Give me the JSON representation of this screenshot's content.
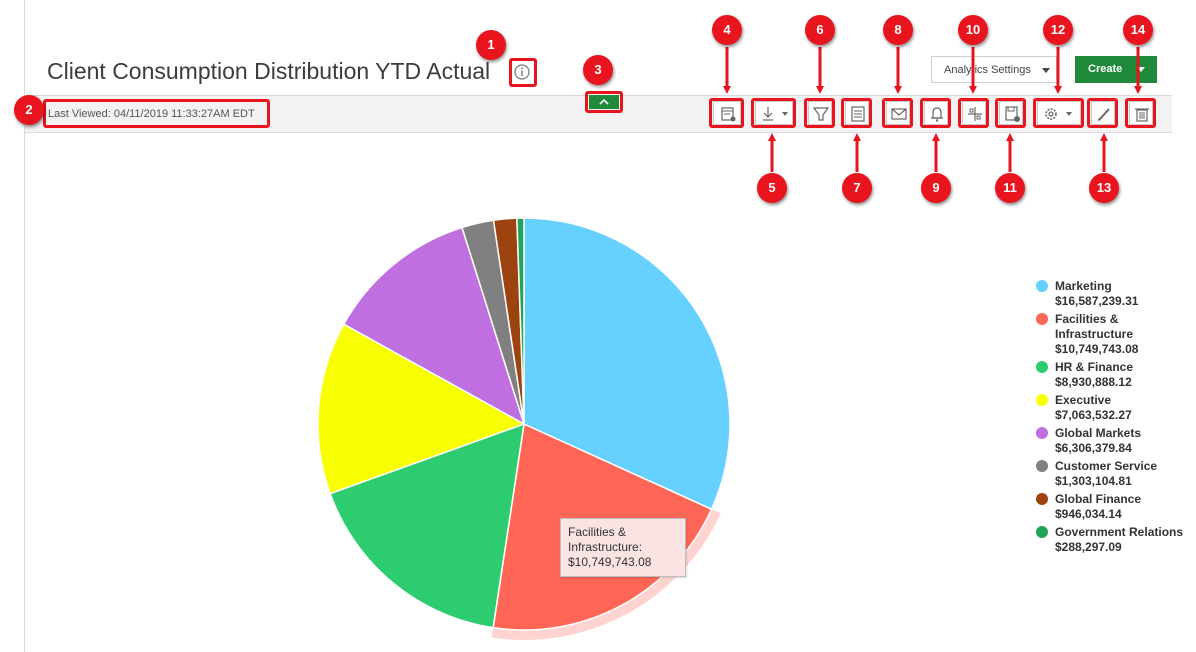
{
  "header": {
    "title": "Client Consumption Distribution YTD Actual",
    "last_viewed": "Last Viewed: 04/11/2019 11:33:27AM EDT",
    "analytics_settings_label": "Analytics Settings",
    "create_label": "Create"
  },
  "toolbar": {
    "icons": [
      "view-data-icon",
      "download-icon",
      "filter-icon",
      "notes-icon",
      "email-icon",
      "alert-bell-icon",
      "link-icon",
      "save-icon",
      "settings-gear-icon",
      "edit-pencil-icon",
      "delete-trash-icon"
    ]
  },
  "callouts": [
    "1",
    "2",
    "3",
    "4",
    "5",
    "6",
    "7",
    "8",
    "9",
    "10",
    "11",
    "12",
    "13",
    "14"
  ],
  "tooltip": {
    "label": "Facilities & Infrastructure:",
    "value": "$10,749,743.08"
  },
  "chart_data": {
    "type": "pie",
    "categories": [
      "Marketing",
      "Facilities & Infrastructure",
      "HR & Finance",
      "Executive",
      "Global Markets",
      "Customer Service",
      "Global Finance",
      "Government Relations"
    ],
    "values": [
      16587239.31,
      10749743.08,
      8930888.12,
      7063532.27,
      6306379.84,
      1303104.81,
      946034.14,
      288297.09
    ],
    "value_labels": [
      "$16,587,239.31",
      "$10,749,743.08",
      "$8,930,888.12",
      "$7,063,532.27",
      "$6,306,379.84",
      "$1,303,104.81",
      "$946,034.14",
      "$288,297.09"
    ],
    "colors": [
      "#66d1ff",
      "#ff6655",
      "#2ecc71",
      "#f8ff00",
      "#bf6fe0",
      "#808080",
      "#9c4310",
      "#22a35a"
    ],
    "highlighted": "Facilities & Infrastructure",
    "legend_position": "right"
  },
  "colors": {
    "accent_green": "#1e8a3a",
    "callout_red": "#e8141e"
  }
}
□ □ □ □ □ □ □
= Task details =
Transcribe the entries above verbatim, omitting their pictures.

= Solution to the exercise =
Give me the JSON representation of this screenshot's content.
{
  "header": {
    "title": "Client Consumption Distribution YTD Actual",
    "last_viewed": "Last Viewed: 04/11/2019 11:33:27AM EDT",
    "analytics_settings_label": "Analytics Settings",
    "create_label": "Create"
  },
  "toolbar": {
    "icons": [
      "view-data-icon",
      "download-icon",
      "filter-icon",
      "notes-icon",
      "email-icon",
      "alert-bell-icon",
      "link-icon",
      "save-icon",
      "settings-gear-icon",
      "edit-pencil-icon",
      "delete-trash-icon"
    ]
  },
  "callouts": [
    "1",
    "2",
    "3",
    "4",
    "5",
    "6",
    "7",
    "8",
    "9",
    "10",
    "11",
    "12",
    "13",
    "14"
  ],
  "tooltip": {
    "label": "Facilities & Infrastructure:",
    "value": "$10,749,743.08"
  },
  "chart_data": {
    "type": "pie",
    "categories": [
      "Marketing",
      "Facilities & Infrastructure",
      "HR & Finance",
      "Executive",
      "Global Markets",
      "Customer Service",
      "Global Finance",
      "Government Relations"
    ],
    "values": [
      16587239.31,
      10749743.08,
      8930888.12,
      7063532.27,
      6306379.84,
      1303104.81,
      946034.14,
      288297.09
    ],
    "value_labels": [
      "$16,587,239.31",
      "$10,749,743.08",
      "$8,930,888.12",
      "$7,063,532.27",
      "$6,306,379.84",
      "$1,303,104.81",
      "$946,034.14",
      "$288,297.09"
    ],
    "colors": [
      "#66d1ff",
      "#ff6655",
      "#2ecc71",
      "#f8ff00",
      "#bf6fe0",
      "#808080",
      "#9c4310",
      "#22a35a"
    ],
    "highlighted": "Facilities & Infrastructure",
    "legend_position": "right"
  },
  "colors": {
    "accent_green": "#1e8a3a",
    "callout_red": "#e8141e"
  }
}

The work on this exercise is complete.